— Stated goal —
Where the word "Solar" occurs in a line, return that line.
--- Begin Listed records ---
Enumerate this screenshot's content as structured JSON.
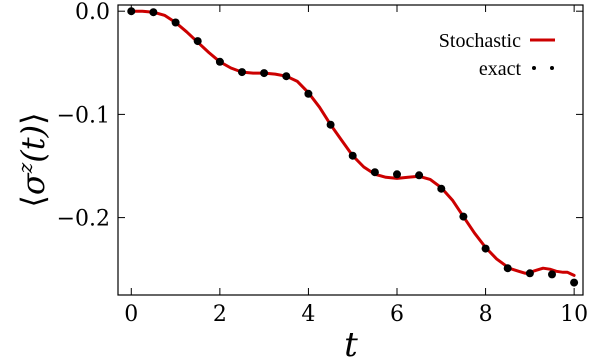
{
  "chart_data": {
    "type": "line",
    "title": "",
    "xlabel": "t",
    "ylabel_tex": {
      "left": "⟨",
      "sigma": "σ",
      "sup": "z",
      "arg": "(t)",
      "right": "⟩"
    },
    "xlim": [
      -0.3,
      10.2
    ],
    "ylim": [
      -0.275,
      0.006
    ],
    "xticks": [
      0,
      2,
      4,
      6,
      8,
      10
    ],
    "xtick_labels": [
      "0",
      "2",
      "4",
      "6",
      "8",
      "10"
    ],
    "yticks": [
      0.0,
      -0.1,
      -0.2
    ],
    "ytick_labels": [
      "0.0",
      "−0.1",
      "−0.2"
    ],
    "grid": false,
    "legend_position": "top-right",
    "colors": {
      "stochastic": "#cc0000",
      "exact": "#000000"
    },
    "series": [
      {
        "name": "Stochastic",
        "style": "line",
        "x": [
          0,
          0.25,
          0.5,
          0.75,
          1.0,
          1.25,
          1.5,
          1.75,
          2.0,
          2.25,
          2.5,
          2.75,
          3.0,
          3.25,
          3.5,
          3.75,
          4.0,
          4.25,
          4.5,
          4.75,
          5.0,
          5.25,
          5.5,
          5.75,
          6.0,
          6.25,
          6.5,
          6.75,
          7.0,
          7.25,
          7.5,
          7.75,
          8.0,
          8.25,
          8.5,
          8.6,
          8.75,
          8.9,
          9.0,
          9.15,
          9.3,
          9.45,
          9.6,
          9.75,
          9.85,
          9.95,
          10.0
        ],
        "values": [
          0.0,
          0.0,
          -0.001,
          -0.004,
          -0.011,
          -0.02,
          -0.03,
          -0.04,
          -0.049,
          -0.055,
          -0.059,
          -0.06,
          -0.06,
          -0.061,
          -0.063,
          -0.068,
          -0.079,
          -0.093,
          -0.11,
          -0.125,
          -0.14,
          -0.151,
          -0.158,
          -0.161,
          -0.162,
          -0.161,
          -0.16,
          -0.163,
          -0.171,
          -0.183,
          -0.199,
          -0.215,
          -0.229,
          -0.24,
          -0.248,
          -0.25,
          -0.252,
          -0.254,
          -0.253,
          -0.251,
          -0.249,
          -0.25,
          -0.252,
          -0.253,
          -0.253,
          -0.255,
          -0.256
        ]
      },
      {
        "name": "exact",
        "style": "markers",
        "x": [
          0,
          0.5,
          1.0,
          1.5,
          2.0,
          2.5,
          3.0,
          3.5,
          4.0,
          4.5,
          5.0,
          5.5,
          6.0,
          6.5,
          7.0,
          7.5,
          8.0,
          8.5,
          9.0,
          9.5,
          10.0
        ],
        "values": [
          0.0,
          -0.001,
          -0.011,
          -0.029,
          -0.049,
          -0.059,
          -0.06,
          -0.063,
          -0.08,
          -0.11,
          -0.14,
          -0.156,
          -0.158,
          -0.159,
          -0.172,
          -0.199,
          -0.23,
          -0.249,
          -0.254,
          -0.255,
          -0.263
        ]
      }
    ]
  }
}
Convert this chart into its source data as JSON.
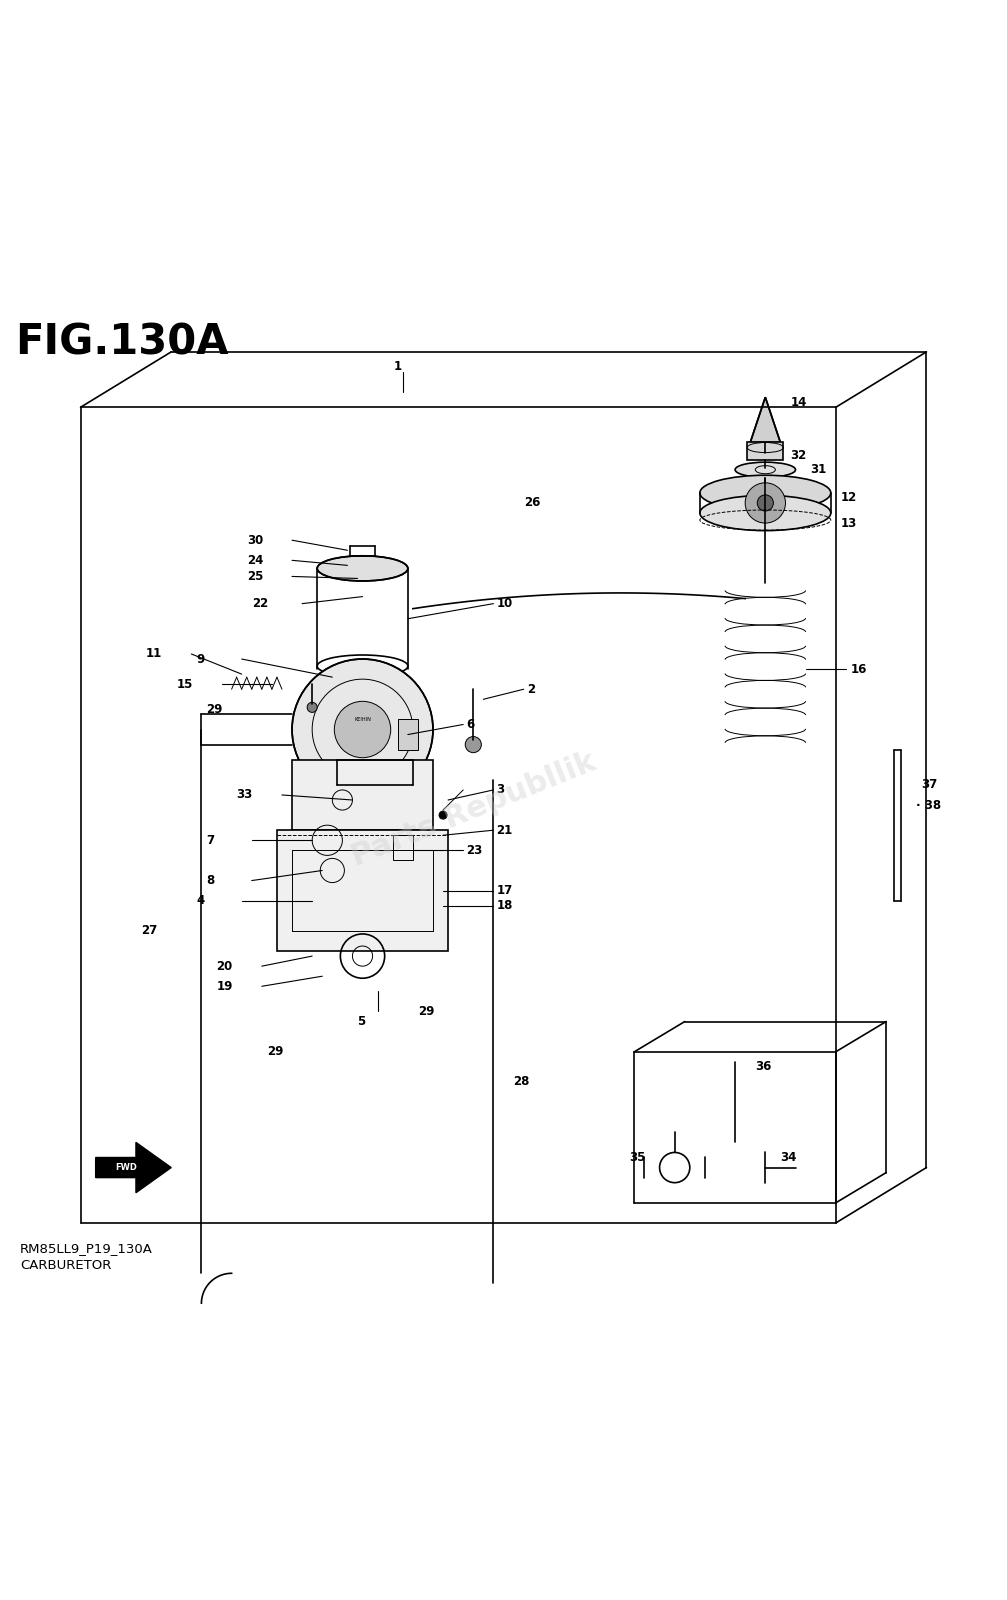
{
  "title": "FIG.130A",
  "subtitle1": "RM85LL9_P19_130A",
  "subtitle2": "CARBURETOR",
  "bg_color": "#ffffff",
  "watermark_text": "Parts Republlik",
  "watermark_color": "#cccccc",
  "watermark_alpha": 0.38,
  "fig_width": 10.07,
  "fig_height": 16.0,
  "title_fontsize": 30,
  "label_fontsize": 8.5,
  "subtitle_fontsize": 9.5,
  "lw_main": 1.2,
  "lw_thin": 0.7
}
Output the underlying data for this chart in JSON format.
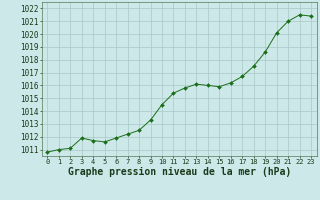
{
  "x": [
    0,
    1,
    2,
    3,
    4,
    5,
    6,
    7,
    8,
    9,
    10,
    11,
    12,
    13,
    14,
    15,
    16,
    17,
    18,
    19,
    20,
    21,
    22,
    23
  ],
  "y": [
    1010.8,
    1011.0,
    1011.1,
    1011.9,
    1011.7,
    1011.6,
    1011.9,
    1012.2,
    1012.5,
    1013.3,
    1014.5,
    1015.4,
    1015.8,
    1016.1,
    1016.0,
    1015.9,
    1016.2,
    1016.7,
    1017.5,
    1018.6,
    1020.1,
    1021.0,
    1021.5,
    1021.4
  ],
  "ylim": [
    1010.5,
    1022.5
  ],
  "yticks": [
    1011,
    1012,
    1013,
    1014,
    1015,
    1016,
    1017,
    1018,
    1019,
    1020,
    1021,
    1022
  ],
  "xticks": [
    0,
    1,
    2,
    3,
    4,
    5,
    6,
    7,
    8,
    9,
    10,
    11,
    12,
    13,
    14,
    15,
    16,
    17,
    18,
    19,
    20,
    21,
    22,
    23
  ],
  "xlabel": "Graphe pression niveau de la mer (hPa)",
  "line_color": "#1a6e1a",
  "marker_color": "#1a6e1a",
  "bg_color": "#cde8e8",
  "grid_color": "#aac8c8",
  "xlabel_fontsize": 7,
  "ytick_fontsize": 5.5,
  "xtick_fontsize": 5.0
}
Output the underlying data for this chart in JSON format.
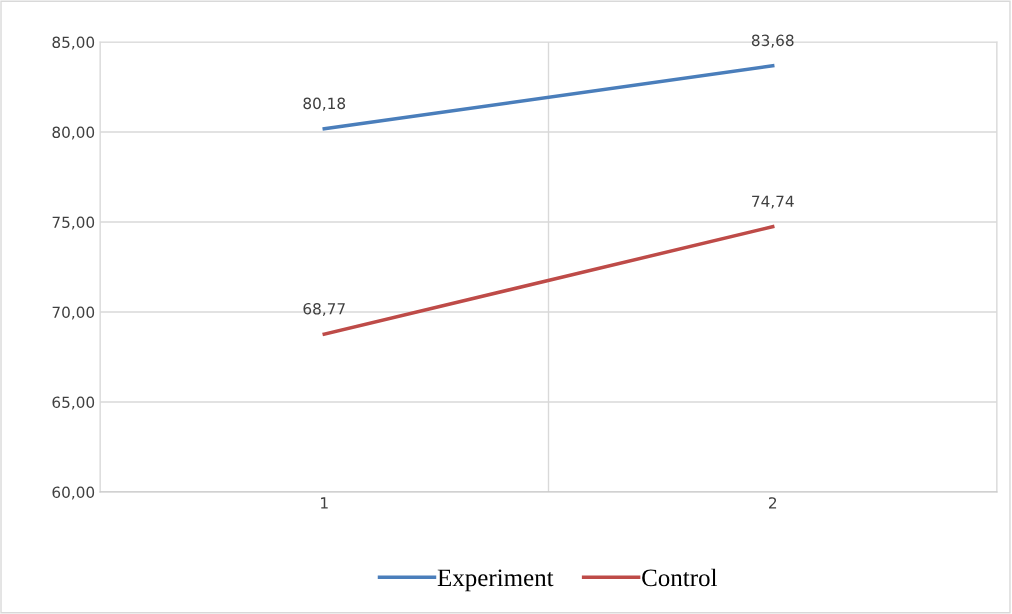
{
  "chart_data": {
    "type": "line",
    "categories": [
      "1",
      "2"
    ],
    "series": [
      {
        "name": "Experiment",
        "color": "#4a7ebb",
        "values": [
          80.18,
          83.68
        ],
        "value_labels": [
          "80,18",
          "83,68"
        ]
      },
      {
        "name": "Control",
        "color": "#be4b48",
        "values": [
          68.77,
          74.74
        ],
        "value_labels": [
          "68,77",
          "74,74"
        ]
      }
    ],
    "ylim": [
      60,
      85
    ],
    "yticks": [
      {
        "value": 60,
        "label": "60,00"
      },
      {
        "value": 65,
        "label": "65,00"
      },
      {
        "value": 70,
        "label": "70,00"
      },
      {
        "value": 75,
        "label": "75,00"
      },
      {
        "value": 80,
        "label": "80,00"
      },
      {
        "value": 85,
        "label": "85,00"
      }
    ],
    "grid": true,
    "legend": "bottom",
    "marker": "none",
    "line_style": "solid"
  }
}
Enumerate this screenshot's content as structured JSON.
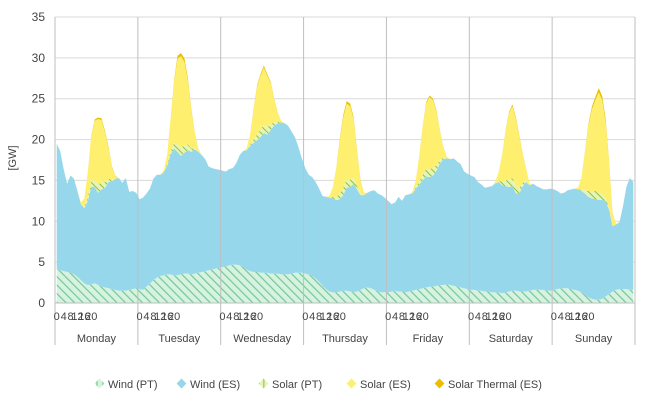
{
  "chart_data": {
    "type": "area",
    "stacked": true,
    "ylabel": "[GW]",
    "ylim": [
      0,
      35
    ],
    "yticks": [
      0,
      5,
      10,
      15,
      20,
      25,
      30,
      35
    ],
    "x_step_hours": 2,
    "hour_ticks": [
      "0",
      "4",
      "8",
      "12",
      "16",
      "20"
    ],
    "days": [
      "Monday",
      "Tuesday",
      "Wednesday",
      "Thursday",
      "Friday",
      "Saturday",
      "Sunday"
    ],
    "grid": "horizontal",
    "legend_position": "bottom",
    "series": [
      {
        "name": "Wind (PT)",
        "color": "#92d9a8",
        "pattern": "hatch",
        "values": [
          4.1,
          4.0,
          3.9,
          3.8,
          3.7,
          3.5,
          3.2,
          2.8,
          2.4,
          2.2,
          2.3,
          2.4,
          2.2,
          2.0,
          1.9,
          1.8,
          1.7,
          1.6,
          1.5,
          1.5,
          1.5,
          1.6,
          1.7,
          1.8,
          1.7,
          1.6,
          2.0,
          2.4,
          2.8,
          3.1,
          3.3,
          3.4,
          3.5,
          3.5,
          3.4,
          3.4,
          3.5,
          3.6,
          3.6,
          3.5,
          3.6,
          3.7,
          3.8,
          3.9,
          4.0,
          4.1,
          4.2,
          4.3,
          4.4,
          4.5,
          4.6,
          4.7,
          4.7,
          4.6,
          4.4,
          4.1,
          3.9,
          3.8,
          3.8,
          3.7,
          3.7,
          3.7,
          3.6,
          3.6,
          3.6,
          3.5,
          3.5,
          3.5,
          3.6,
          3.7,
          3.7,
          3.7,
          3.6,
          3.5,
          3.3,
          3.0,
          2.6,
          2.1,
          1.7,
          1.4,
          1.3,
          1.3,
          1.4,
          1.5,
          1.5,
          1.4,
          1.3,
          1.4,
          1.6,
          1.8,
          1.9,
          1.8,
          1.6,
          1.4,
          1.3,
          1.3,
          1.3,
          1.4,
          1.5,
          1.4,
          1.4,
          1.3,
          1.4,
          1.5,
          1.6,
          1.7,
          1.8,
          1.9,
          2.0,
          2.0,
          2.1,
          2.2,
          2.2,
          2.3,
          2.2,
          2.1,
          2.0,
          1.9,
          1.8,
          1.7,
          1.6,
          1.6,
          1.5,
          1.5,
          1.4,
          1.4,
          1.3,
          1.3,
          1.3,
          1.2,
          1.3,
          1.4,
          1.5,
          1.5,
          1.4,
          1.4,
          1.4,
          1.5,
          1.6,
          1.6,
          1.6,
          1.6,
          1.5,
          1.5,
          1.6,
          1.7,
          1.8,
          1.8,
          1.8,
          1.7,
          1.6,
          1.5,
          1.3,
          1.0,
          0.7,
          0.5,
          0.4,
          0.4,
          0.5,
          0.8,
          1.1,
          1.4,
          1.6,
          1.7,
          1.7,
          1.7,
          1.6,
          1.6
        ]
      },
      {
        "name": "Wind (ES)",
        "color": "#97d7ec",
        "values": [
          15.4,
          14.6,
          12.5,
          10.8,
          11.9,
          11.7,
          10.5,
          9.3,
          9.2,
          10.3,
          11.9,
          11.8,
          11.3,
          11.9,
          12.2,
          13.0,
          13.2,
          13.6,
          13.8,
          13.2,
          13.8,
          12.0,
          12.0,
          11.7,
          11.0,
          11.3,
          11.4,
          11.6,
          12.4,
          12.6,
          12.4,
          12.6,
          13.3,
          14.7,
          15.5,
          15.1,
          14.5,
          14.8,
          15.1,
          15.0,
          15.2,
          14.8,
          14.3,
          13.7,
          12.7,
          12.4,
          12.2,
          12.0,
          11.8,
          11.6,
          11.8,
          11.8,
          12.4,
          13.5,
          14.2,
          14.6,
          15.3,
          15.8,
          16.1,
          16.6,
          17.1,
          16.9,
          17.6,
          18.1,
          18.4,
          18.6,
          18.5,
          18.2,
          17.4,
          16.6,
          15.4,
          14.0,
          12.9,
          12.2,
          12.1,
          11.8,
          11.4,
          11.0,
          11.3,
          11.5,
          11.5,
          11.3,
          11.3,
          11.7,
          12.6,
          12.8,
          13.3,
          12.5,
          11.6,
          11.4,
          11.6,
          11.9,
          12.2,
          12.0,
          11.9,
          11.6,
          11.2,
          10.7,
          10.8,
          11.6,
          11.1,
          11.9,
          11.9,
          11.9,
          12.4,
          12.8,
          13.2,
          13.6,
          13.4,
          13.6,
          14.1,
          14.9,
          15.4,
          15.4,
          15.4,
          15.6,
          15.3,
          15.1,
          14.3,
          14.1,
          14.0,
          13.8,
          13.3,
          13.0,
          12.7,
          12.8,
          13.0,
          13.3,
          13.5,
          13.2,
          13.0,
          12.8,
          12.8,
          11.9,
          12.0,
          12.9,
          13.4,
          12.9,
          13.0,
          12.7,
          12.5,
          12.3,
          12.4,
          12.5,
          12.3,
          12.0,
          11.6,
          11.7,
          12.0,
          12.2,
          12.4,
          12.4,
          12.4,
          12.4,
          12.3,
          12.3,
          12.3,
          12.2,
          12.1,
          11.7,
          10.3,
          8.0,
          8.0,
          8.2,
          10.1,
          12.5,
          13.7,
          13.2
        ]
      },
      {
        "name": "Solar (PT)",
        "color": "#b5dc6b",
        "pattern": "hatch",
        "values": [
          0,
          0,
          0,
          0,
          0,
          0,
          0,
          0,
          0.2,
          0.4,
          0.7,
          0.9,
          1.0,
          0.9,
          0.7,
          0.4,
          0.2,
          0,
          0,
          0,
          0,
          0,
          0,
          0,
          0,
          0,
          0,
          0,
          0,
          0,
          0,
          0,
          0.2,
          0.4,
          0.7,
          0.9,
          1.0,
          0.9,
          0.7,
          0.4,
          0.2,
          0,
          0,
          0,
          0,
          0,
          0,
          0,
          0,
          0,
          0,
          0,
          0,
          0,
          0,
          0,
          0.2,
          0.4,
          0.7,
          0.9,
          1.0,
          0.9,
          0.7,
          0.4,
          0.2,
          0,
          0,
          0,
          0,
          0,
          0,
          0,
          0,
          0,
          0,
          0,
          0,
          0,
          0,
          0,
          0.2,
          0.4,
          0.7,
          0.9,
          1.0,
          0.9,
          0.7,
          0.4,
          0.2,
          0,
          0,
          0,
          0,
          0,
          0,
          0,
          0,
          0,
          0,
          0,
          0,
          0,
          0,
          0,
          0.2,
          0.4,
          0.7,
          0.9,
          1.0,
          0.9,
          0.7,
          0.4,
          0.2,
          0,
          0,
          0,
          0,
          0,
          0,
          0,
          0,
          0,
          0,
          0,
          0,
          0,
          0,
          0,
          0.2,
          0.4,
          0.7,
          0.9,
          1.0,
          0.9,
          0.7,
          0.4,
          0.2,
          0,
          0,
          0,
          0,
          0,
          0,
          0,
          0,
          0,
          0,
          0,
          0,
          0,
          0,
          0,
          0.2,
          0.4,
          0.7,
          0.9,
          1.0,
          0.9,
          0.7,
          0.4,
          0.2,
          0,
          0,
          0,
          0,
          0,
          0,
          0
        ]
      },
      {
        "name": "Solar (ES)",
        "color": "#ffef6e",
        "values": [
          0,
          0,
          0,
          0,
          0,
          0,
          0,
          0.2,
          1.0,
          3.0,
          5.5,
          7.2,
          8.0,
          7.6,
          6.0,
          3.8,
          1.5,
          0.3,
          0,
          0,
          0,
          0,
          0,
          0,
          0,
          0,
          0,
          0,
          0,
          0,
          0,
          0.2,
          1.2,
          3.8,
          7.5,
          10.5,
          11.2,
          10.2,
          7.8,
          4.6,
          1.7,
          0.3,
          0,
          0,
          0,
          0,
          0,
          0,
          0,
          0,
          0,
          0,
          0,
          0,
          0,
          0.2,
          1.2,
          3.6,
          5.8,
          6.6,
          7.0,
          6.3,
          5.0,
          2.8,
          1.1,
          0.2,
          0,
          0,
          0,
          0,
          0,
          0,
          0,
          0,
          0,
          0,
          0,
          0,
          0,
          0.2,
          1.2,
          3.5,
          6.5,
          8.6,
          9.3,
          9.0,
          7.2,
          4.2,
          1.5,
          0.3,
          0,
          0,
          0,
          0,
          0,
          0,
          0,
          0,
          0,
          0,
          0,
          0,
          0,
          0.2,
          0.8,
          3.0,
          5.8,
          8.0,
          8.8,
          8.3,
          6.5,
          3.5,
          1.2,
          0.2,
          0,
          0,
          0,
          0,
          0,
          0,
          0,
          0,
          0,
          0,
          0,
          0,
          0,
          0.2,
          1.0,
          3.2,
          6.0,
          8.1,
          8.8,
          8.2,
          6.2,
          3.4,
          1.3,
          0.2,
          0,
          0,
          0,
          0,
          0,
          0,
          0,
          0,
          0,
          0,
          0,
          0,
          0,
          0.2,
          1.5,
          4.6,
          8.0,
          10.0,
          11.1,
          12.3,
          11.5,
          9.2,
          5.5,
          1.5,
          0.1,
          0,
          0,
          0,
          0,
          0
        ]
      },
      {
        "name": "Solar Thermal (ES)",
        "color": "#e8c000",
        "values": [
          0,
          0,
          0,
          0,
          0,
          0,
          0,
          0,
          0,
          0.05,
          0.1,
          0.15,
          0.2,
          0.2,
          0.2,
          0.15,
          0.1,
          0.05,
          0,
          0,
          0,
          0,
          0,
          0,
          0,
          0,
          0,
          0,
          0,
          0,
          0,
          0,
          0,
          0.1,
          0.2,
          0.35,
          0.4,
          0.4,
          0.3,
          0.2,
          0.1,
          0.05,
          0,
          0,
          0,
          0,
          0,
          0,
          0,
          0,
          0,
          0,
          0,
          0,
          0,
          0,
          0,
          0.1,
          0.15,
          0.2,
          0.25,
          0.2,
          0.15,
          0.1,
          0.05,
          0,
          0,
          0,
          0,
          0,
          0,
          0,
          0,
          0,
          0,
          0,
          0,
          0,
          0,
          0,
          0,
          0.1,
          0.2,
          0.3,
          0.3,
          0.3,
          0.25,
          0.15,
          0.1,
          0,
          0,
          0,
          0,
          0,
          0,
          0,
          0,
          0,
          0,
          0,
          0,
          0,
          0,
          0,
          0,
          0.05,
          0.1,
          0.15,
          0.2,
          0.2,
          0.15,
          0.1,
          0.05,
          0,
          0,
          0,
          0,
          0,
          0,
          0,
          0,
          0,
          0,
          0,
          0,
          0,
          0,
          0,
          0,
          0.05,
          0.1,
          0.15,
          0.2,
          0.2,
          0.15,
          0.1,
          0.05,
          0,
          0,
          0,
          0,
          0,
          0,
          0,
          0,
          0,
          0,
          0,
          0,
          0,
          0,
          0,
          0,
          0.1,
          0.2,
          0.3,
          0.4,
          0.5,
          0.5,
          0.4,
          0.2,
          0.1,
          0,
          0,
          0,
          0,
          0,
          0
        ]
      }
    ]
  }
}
--- End Listed records ---
— Exercise solution —
        "name": "Solar (PT)",
        "name": "Solar (ES)",
        "name": "Solar Thermal (ES)",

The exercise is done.